The expected output is an exact restatement of all the records.

────────────────────

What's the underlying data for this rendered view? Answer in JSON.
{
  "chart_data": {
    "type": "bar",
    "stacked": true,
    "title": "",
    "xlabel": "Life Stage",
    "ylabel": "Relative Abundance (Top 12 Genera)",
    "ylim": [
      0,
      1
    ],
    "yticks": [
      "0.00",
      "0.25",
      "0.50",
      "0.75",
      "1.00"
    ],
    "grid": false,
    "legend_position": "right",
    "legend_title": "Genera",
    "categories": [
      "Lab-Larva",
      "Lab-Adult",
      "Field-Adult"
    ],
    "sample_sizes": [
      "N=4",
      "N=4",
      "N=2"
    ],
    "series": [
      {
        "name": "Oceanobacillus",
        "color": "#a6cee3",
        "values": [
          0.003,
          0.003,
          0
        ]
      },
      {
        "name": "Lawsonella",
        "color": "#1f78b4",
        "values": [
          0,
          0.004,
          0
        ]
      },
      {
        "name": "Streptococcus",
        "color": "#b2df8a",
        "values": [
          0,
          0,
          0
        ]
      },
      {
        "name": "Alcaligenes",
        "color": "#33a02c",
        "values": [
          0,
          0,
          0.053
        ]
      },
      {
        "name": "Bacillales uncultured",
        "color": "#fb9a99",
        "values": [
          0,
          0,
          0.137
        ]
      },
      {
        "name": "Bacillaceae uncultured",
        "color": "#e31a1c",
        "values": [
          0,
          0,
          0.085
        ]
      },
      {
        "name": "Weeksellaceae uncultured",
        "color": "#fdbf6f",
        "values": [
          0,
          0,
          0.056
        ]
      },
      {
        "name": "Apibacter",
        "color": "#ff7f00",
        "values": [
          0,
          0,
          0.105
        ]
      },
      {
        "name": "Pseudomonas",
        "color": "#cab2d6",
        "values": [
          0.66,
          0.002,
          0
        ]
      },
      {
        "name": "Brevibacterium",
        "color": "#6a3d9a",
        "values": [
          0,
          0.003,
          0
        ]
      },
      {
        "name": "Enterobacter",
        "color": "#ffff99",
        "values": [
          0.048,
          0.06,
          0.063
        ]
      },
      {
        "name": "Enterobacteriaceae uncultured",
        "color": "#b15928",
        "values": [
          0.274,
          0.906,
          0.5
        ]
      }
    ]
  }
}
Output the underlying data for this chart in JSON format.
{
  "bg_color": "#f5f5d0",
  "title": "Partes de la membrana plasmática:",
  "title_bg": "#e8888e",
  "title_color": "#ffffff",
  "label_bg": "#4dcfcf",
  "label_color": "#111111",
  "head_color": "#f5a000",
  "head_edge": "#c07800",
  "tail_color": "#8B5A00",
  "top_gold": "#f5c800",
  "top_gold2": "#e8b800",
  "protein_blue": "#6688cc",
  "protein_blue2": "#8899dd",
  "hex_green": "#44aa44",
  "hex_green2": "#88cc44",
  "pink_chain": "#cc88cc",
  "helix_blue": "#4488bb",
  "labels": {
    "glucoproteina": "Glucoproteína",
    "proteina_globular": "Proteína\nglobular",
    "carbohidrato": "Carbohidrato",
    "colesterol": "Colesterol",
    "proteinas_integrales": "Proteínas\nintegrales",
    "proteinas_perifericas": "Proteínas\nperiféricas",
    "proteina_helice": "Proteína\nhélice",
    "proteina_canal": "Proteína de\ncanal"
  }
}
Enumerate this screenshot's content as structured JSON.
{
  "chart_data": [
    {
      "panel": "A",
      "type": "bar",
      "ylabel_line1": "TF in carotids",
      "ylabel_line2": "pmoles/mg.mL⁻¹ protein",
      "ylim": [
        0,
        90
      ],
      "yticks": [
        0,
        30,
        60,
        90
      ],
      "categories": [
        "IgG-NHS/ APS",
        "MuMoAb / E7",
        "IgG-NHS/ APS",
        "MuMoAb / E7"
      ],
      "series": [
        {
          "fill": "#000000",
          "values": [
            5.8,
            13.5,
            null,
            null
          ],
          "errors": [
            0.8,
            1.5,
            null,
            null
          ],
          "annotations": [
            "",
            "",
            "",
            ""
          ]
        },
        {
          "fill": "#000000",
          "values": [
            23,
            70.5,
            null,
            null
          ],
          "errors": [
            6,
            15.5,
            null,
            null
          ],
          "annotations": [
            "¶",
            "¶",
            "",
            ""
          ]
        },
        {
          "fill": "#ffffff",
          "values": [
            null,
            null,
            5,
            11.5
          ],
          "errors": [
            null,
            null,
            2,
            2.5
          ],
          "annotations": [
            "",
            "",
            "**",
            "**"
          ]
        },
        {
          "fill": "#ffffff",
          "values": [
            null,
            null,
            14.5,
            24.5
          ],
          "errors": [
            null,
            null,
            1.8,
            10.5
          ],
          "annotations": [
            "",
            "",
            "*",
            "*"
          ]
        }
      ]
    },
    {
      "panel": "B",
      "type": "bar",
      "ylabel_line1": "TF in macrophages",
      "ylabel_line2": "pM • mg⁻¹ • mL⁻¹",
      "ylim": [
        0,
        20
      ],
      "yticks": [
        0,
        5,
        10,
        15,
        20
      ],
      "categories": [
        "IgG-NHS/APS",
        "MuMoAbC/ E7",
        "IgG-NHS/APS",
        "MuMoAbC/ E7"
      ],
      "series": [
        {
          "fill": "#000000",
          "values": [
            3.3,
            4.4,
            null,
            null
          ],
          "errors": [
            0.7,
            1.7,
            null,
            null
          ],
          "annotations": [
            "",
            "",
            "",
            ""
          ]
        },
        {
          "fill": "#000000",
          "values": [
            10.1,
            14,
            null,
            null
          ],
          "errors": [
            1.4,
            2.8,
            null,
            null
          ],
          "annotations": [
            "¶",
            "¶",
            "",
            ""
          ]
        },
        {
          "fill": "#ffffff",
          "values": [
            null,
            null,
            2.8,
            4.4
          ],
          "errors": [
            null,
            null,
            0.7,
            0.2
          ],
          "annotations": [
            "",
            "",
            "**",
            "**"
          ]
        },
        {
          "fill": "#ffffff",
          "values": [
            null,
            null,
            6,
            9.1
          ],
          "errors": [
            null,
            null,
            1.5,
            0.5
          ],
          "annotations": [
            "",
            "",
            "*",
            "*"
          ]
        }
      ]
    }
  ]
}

────────────────────

### Reply
What's the underlying data for this rendered view? Answer in JSON.
{
  "chart_data": {
    "type": "bar",
    "stacked": true,
    "title": "",
    "xlabel": "Life Stage",
    "ylabel": "Relative Abundance (Top 12 Genera)",
    "ylim": [
      0,
      1
    ],
    "yticks": [
      "0.00",
      "0.25",
      "0.50",
      "0.75",
      "1.00"
    ],
    "grid": false,
    "legend_position": "right",
    "legend_title": "Genera",
    "categories": [
      "Lab-Larva",
      "Lab-Adult",
      "Field-Adult"
    ],
    "sample_sizes": [
      "N=4",
      "N=4",
      "N=2"
    ],
    "series": [
      {
        "name": "Oceanobacillus",
        "color": "#a6cee3",
        "values": [
          0.003,
          0.003,
          0
        ]
      },
      {
        "name": "Lawsonella",
        "color": "#1f78b4",
        "values": [
          0,
          0.004,
          0
        ]
      },
      {
        "name": "Streptococcus",
        "color": "#b2df8a",
        "values": [
          0,
          0,
          0
        ]
      },
      {
        "name": "Alcaligenes",
        "color": "#33a02c",
        "values": [
          0,
          0,
          0.053
        ]
      },
      {
        "name": "Bacillales uncultured",
        "color": "#fb9a99",
        "values": [
          0,
          0,
          0.137
        ]
      },
      {
        "name": "Bacillaceae uncultured",
        "color": "#e31a1c",
        "values": [
          0,
          0,
          0.085
        ]
      },
      {
        "name": "Weeksellaceae uncultured",
        "color": "#fdbf6f",
        "values": [
          0,
          0,
          0.056
        ]
      },
      {
        "name": "Apibacter",
        "color": "#ff7f00",
        "values": [
          0,
          0,
          0.105
        ]
      },
      {
        "name": "Pseudomonas",
        "color": "#cab2d6",
        "values": [
          0.66,
          0.002,
          0
        ]
      },
      {
        "name": "Brevibacterium",
        "color": "#6a3d9a",
        "values": [
          0,
          0.003,
          0
        ]
      },
      {
        "name": "Enterobacter",
        "color": "#ffff99",
        "values": [
          0.048,
          0.06,
          0.063
        ]
      },
      {
        "name": "Enterobacteriaceae uncultured",
        "color": "#b15928",
        "values": [
          0.274,
          0.906,
          0.5
        ]
      }
    ]
  }
}
Output the underlying data for this chart in JSON format.
{
  "bg_color": "#f5f5d0",
  "title": "Partes de la membrana plasmática:",
  "title_bg": "#e8888e",
  "title_color": "#ffffff",
  "label_bg": "#4dcfcf",
  "label_color": "#111111",
  "head_color": "#f5a000",
  "head_edge": "#c07800",
  "tail_color": "#8B5A00",
  "top_gold": "#f5c800",
  "top_gold2": "#e8b800",
  "protein_blue": "#6688cc",
  "protein_blue2": "#8899dd",
  "hex_green": "#44aa44",
  "hex_green2": "#88cc44",
  "pink_chain": "#cc88cc",
  "helix_blue": "#4488bb",
  "labels": {
    "glucoproteina": "Glucoproteína",
    "proteina_globular": "Proteína\nglobular",
    "carbohidrato": "Carbohidrato",
    "colesterol": "Colesterol",
    "proteinas_integrales": "Proteínas\nintegrales",
    "proteinas_perifericas": "Proteínas\nperiféricas",
    "proteina_helice": "Proteína\nhélice",
    "proteina_canal": "Proteína de\ncanal"
  }
}
Enumerate this screenshot's content as structured JSON.
{
  "chart_data": [
    {
      "panel": "A",
      "type": "bar",
      "ylabel_line1": "TF in carotids",
      "ylabel_line2": "pmoles/mg.mL⁻¹ protein",
      "ylim": [
        0,
        90
      ],
      "yticks": [
        0,
        30,
        60,
        90
      ],
      "categories": [
        "IgG-NHS/ APS",
        "MuMoAb / E7",
        "IgG-NHS/ APS",
        "MuMoAb / E7"
      ],
      "series": [
        {
          "fill": "#000000",
          "values": [
            5.8,
            13.5,
            null,
            null
          ],
          "errors": [
            0.8,
            1.5,
            null,
            null
          ],
          "annotations": [
            "",
            "",
            "",
            ""
          ]
        },
        {
          "fill": "#000000",
          "values": [
            23,
            70.5,
            null,
            null
          ],
          "errors": [
            6,
            15.5,
            null,
            null
          ],
          "annotations": [
            "¶",
            "¶",
            "",
            ""
          ]
        },
        {
          "fill": "#ffffff",
          "values": [
            null,
            null,
            5,
            11.5
          ],
          "errors": [
            null,
            null,
            2,
            2.5
          ],
          "annotations": [
            "",
            "",
            "**",
            "**"
          ]
        },
        {
          "fill": "#ffffff",
          "values": [
            null,
            null,
            14.5,
            24.5
          ],
          "errors": [
            null,
            null,
            1.8,
            10.5
          ],
          "annotations": [
            "",
            "",
            "*",
            "*"
          ]
        }
      ]
    },
    {
      "panel": "B",
      "type": "bar",
      "ylabel_line1": "TF in macrophages",
      "ylabel_line2": "pM • mg⁻¹ • mL⁻¹",
      "ylim": [
        0,
        20
      ],
      "yticks": [
        0,
        5,
        10,
        15,
        20
      ],
      "categories": [
        "IgG-NHS/APS",
        "MuMoAbC/ E7",
        "IgG-NHS/APS",
        "MuMoAbC/ E7"
      ],
      "series": [
        {
          "fill": "#000000",
          "values": [
            3.3,
            4.4,
            null,
            null
          ],
          "errors": [
            0.7,
            1.7,
            null,
            null
          ],
          "annotations": [
            "",
            "",
            "",
            ""
          ]
        },
        {
          "fill": "#000000",
          "values": [
            10.1,
            14,
            null,
            null
          ],
          "errors": [
            1.4,
            2.8,
            null,
            null
          ],
          "annotations": [
            "¶",
            "¶",
            "",
            ""
          ]
        },
        {
          "fill": "#ffffff",
          "values": [
            null,
            null,
            2.8,
            4.4
          ],
          "errors": [
            null,
            null,
            0.7,
            0.2
          ],
          "annotations": [
            "",
            "",
            "**",
            "**"
          ]
        },
        {
          "fill": "#ffffff",
          "values": [
            null,
            null,
            6,
            9.1
          ],
          "errors": [
            null,
            null,
            1.5,
            0.5
          ],
          "annotations": [
            "",
            "",
            "*",
            "*"
          ]
        }
      ]
    }
  ]
}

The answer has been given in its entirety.